Objective >> Copy out each line below exactly as it appears.

─── Data for this exercise ───

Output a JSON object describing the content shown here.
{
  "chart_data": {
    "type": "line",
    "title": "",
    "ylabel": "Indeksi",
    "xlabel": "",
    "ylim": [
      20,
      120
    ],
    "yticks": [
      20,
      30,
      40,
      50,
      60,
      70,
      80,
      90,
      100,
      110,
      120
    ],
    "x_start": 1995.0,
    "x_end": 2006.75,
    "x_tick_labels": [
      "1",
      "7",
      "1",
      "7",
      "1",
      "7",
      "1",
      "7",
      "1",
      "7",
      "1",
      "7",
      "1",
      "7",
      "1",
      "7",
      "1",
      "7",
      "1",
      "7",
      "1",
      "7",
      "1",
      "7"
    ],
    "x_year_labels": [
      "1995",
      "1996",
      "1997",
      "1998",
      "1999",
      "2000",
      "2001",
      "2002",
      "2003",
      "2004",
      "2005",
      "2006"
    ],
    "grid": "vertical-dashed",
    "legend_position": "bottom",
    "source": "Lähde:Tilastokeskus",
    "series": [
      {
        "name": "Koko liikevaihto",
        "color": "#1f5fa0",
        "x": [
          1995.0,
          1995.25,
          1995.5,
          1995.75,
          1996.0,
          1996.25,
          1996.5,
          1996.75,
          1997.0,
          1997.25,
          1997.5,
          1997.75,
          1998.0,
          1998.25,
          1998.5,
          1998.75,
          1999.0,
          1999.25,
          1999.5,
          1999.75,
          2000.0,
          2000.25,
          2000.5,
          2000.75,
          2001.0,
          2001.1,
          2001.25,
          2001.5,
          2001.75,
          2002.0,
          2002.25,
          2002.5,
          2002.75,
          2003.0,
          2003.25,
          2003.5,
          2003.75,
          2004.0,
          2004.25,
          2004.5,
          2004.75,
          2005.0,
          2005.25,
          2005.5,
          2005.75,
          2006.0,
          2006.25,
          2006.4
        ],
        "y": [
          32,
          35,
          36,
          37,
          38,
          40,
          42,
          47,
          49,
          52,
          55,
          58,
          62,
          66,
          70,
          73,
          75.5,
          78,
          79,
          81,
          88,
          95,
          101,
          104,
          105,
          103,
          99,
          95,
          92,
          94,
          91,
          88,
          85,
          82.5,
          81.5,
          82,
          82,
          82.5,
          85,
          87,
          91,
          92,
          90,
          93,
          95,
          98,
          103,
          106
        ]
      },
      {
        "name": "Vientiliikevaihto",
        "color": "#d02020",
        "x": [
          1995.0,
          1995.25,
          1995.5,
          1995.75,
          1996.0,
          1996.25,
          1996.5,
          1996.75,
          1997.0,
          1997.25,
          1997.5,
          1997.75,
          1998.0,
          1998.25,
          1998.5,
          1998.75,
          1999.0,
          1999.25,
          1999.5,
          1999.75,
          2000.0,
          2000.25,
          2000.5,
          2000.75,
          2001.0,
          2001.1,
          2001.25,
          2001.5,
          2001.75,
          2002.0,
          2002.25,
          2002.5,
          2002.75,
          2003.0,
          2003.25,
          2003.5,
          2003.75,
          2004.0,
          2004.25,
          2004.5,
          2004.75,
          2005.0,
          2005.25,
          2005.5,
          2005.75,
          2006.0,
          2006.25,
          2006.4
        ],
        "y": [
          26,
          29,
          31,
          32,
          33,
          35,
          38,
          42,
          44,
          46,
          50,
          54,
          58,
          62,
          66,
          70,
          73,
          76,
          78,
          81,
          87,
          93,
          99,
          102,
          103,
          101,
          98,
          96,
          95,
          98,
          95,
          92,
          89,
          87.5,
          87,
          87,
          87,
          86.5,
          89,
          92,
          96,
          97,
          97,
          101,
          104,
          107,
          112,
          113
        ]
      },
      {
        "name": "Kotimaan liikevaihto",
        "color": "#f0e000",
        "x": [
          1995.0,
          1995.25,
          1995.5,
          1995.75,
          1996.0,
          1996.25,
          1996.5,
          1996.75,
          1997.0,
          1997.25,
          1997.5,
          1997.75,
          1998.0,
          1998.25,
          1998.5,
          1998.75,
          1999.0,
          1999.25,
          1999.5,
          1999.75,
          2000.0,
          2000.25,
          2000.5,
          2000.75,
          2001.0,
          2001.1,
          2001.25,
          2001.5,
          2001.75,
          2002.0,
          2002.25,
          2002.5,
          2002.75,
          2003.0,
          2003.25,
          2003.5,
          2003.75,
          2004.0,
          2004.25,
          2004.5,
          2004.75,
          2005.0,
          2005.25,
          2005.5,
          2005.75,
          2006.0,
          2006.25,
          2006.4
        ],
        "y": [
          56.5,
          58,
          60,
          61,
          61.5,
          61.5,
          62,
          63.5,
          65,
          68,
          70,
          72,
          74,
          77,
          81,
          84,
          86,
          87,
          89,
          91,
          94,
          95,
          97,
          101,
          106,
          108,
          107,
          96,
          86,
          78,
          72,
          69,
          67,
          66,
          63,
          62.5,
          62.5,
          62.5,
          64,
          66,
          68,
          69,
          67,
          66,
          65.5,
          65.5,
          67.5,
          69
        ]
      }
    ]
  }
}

───

Answer for the task >>
Output a JSON object describing the content shown here.
{
  "chart_data": {
    "type": "line",
    "title": "",
    "ylabel": "Indeksi",
    "xlabel": "",
    "ylim": [
      20,
      120
    ],
    "yticks": [
      20,
      30,
      40,
      50,
      60,
      70,
      80,
      90,
      100,
      110,
      120
    ],
    "x_start": 1995.0,
    "x_end": 2006.75,
    "x_tick_labels": [
      "1",
      "7",
      "1",
      "7",
      "1",
      "7",
      "1",
      "7",
      "1",
      "7",
      "1",
      "7",
      "1",
      "7",
      "1",
      "7",
      "1",
      "7",
      "1",
      "7",
      "1",
      "7",
      "1",
      "7"
    ],
    "x_year_labels": [
      "1995",
      "1996",
      "1997",
      "1998",
      "1999",
      "2000",
      "2001",
      "2002",
      "2003",
      "2004",
      "2005",
      "2006"
    ],
    "grid": "vertical-dashed",
    "legend_position": "bottom",
    "source": "Lähde:Tilastokeskus",
    "series": [
      {
        "name": "Koko liikevaihto",
        "color": "#1f5fa0",
        "x": [
          1995.0,
          1995.25,
          1995.5,
          1995.75,
          1996.0,
          1996.25,
          1996.5,
          1996.75,
          1997.0,
          1997.25,
          1997.5,
          1997.75,
          1998.0,
          1998.25,
          1998.5,
          1998.75,
          1999.0,
          1999.25,
          1999.5,
          1999.75,
          2000.0,
          2000.25,
          2000.5,
          2000.75,
          2001.0,
          2001.1,
          2001.25,
          2001.5,
          2001.75,
          2002.0,
          2002.25,
          2002.5,
          2002.75,
          2003.0,
          2003.25,
          2003.5,
          2003.75,
          2004.0,
          2004.25,
          2004.5,
          2004.75,
          2005.0,
          2005.25,
          2005.5,
          2005.75,
          2006.0,
          2006.25,
          2006.4
        ],
        "y": [
          32,
          35,
          36,
          37,
          38,
          40,
          42,
          47,
          49,
          52,
          55,
          58,
          62,
          66,
          70,
          73,
          75.5,
          78,
          79,
          81,
          88,
          95,
          101,
          104,
          105,
          103,
          99,
          95,
          92,
          94,
          91,
          88,
          85,
          82.5,
          81.5,
          82,
          82,
          82.5,
          85,
          87,
          91,
          92,
          90,
          93,
          95,
          98,
          103,
          106
        ]
      },
      {
        "name": "Vientiliikevaihto",
        "color": "#d02020",
        "x": [
          1995.0,
          1995.25,
          1995.5,
          1995.75,
          1996.0,
          1996.25,
          1996.5,
          1996.75,
          1997.0,
          1997.25,
          1997.5,
          1997.75,
          1998.0,
          1998.25,
          1998.5,
          1998.75,
          1999.0,
          1999.25,
          1999.5,
          1999.75,
          2000.0,
          2000.25,
          2000.5,
          2000.75,
          2001.0,
          2001.1,
          2001.25,
          2001.5,
          2001.75,
          2002.0,
          2002.25,
          2002.5,
          2002.75,
          2003.0,
          2003.25,
          2003.5,
          2003.75,
          2004.0,
          2004.25,
          2004.5,
          2004.75,
          2005.0,
          2005.25,
          2005.5,
          2005.75,
          2006.0,
          2006.25,
          2006.4
        ],
        "y": [
          26,
          29,
          31,
          32,
          33,
          35,
          38,
          42,
          44,
          46,
          50,
          54,
          58,
          62,
          66,
          70,
          73,
          76,
          78,
          81,
          87,
          93,
          99,
          102,
          103,
          101,
          98,
          96,
          95,
          98,
          95,
          92,
          89,
          87.5,
          87,
          87,
          87,
          86.5,
          89,
          92,
          96,
          97,
          97,
          101,
          104,
          107,
          112,
          113
        ]
      },
      {
        "name": "Kotimaan liikevaihto",
        "color": "#f0e000",
        "x": [
          1995.0,
          1995.25,
          1995.5,
          1995.75,
          1996.0,
          1996.25,
          1996.5,
          1996.75,
          1997.0,
          1997.25,
          1997.5,
          1997.75,
          1998.0,
          1998.25,
          1998.5,
          1998.75,
          1999.0,
          1999.25,
          1999.5,
          1999.75,
          2000.0,
          2000.25,
          2000.5,
          2000.75,
          2001.0,
          2001.1,
          2001.25,
          2001.5,
          2001.75,
          2002.0,
          2002.25,
          2002.5,
          2002.75,
          2003.0,
          2003.25,
          2003.5,
          2003.75,
          2004.0,
          2004.25,
          2004.5,
          2004.75,
          2005.0,
          2005.25,
          2005.5,
          2005.75,
          2006.0,
          2006.25,
          2006.4
        ],
        "y": [
          56.5,
          58,
          60,
          61,
          61.5,
          61.5,
          62,
          63.5,
          65,
          68,
          70,
          72,
          74,
          77,
          81,
          84,
          86,
          87,
          89,
          91,
          94,
          95,
          97,
          101,
          106,
          108,
          107,
          96,
          86,
          78,
          72,
          69,
          67,
          66,
          63,
          62.5,
          62.5,
          62.5,
          64,
          66,
          68,
          69,
          67,
          66,
          65.5,
          65.5,
          67.5,
          69
        ]
      }
    ]
  }
}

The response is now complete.